**Set task A**
Answer these questions about the passage on distributing instructions to dispatch buffers, marking each answer (i), (ii), (iii) like its question.
(i) What does the described method receive?
(ii) What three things is the number of credits for a dispatch buffer based on, at least in part?
(iii) Upon what is emphasis placed in the figures instead of scale?
━━━━━ Passage shown ━━━━━
In specific embodiments of the invention, a method for distributing instructions to dispatch buffers is provided. The method comprises: receiving a bundle of a plurality of instructions, each instruction of the plurality of instructions having an instruction type; determining, for a dispatch buffer, a number of credits, wherein the number of credits is based at least in part on an amount of space available within the dispatch buffer, an affinity of the dispatch buffer for one or more instruction types, and a quantity of instructions of the plurality of instructions that are associated with the one or more instruction types; and queuing an instruction of the plurality of instructions for distribution to the dispatch buffer based at least in part on the number of credits, the affinity of the dispatch buffer, and the instruction type of the instruction.

BRIEF DESCRIPTION OF THE DRAWINGS

The accompanying drawings illustrate various embodiments of systems, methods, and various other aspects of the disclosure. A person with ordinary skills in the art will appreciate that the illustrated element boundaries (e.g., boxes, groups of boxes, or other shapes) in the figures represent one example of the boundaries. It may be that in some examples one element may be designed as multiple elements or that multiple elements may be designed as one element. In some examples, an element shown as an internal component of one element may be implemented as an external component in another, and vice versa. Furthermore, elements may not be drawn to scale. Non-limiting and non-exhaustive descriptions are described with reference to the following drawings. The components in the figures are not necessarily to scale, emphasis instead being placed upon illustrating principles.
━━━━━ Given information ━━━━━
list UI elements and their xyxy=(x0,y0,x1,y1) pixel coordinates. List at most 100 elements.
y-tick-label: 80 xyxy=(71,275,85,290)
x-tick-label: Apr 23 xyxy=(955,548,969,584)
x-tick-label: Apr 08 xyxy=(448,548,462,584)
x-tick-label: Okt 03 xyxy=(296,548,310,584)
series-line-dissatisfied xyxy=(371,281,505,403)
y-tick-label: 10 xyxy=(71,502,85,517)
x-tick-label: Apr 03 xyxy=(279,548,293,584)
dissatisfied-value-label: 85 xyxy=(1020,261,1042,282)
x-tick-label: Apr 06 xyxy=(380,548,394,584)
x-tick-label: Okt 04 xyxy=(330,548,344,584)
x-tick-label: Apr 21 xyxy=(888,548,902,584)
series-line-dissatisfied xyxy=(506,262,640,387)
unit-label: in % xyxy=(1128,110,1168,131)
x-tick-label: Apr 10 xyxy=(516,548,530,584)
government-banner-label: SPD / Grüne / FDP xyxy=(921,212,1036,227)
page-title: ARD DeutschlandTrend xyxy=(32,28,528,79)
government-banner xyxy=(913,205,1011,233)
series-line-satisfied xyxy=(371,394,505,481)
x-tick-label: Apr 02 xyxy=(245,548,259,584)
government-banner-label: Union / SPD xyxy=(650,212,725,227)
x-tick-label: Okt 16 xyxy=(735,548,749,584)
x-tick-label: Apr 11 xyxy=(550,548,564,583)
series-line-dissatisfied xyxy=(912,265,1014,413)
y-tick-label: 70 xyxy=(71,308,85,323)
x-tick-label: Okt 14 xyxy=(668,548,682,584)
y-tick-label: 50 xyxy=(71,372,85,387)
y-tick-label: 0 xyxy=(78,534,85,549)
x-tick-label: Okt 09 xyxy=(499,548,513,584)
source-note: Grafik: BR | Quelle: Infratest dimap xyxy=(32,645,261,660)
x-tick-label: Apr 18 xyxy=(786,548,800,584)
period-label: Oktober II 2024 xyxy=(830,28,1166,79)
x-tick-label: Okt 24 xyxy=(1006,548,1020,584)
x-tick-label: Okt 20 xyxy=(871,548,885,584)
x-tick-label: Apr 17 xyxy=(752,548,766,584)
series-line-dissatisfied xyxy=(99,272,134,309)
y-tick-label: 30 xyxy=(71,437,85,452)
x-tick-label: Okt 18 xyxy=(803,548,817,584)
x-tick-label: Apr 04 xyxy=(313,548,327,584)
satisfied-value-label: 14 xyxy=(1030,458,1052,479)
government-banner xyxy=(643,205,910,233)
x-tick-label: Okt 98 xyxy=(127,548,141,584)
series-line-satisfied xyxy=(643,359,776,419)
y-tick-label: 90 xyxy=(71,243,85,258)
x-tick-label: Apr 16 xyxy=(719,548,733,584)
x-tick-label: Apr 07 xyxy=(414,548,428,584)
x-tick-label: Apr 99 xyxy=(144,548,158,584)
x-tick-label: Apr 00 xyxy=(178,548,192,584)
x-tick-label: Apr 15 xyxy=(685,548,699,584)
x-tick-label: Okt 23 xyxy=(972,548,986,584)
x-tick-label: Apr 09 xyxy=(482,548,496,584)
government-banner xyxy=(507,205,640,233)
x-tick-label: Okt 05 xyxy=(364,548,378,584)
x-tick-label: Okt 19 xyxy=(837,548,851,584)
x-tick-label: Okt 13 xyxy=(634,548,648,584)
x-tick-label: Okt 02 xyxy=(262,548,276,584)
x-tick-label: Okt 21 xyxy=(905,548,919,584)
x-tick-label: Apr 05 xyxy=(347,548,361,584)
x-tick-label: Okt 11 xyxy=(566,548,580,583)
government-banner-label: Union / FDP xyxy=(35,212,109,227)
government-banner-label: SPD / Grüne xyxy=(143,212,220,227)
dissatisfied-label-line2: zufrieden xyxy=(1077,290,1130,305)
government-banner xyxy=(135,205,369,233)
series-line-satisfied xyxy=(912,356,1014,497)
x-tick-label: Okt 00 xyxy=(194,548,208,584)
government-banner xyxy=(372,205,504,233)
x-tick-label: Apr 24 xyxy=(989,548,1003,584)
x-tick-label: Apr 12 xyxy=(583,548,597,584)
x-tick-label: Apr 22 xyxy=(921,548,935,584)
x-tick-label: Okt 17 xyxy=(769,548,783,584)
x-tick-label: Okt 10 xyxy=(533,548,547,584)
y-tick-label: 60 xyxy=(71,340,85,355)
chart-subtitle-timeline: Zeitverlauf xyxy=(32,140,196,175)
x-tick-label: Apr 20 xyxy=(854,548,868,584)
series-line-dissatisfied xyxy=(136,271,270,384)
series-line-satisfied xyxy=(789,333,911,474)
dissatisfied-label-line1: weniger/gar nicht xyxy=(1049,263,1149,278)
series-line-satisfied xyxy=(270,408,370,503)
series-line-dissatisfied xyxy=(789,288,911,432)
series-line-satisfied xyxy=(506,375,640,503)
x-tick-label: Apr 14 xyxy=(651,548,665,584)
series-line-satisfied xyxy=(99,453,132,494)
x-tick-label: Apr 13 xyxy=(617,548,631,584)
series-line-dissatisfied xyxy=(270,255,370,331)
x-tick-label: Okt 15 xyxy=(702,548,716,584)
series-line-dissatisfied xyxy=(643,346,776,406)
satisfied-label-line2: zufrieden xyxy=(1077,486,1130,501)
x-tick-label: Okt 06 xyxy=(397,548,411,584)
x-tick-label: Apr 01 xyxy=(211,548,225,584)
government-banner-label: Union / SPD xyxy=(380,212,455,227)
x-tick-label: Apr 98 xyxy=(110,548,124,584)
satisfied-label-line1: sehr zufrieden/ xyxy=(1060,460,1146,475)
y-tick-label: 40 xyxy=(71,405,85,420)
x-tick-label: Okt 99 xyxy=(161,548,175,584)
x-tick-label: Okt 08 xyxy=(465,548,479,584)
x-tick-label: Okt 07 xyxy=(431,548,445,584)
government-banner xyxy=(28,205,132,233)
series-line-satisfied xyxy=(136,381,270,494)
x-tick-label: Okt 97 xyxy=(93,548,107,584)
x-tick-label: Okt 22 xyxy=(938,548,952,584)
━━━━━
**Set task B**
Turn the entries into a Markdown table with the columns Row and Line, giving each row its number and omitting blank lines. Begin at the first line of the entries and stop after the line that contains "y-tick-label: 50 xyxy=(71,372,85,387)".

**Final answer A**
(i) A bundle of a plurality of instructions, each instruction having an instruction type.
(ii) The amount of space available within the dispatch buffer, the affinity of the dispatch buffer for one or more instruction types, and the quantity of instructions of the plurality of instructions that are associated with those instruction types.
(iii) Illustrating principles.

**Final answer B**
| Row | Line |
|---|---|
| 1 | list UI elements and their xyxy=(x0,y0,x1,y1) pixel coordinates. List at most 100 elements. |
| 2 | y-tick-label: 80 xyxy=(71,275,85,290) |
| 3 | x-tick-label: Apr 23 xyxy=(955,548,969,584) |
| 4 | x-tick-label: Apr 08 xyxy=(448,548,462,584) |
| 5 | x-tick-label: Okt 03 xyxy=(296,548,310,584) |
| 6 | series-line-dissatisfied xyxy=(371,281,505,403) |
| 7 | y-tick-label: 10 xyxy=(71,502,85,517) |
| 8 | x-tick-label: Apr 03 xyxy=(279,548,293,584) |
| 9 | dissatisfied-value-label: 85 xyxy=(1020,261,1042,282) |
| 10 | x-tick-label: Apr 06 xyxy=(380,548,394,584) |
| 11 | x-tick-label: Okt 04 xyxy=(330,548,344,584) |
| 12 | x-tick-label: Apr 21 xyxy=(888,548,902,584) |
| 13 | series-line-dissatisfied xyxy=(506,262,640,387) |
| 14 | unit-label: in % xyxy=(1128,110,1168,131) |
| 15 | x-tick-label: Apr 10 xyxy=(516,548,530,584) |
| 16 | government-banner-label: SPD / Grüne / FDP xyxy=(921,212,1036,227) |
| 17 | page-title: ARD DeutschlandTrend xyxy=(32,28,528,79) |
| 18 | government-banner xyxy=(913,205,1011,233) |
| 19 | series-line-satisfied xyxy=(371,394,505,481) |
| 20 | x-tick-label: Apr 02 xyxy=(245,548,259,584) |
| 21 | government-banner-label: Union / SPD xyxy=(650,212,725,227) |
| 22 | x-tick-label: Okt 16 xyxy=(735,548,749,584) |
| 23 | x-tick-label: Apr 11 xyxy=(550,548,564,583) |
| 24 | series-line-dissatisfied xyxy=(912,265,1014,413) |
| 25 | y-tick-label: 70 xyxy=(71,308,85,323) |
| 26 | x-tick-label: Okt 14 xyxy=(668,548,682,584) |
| 27 | y-tick-label: 50 xyxy=(71,372,85,387) |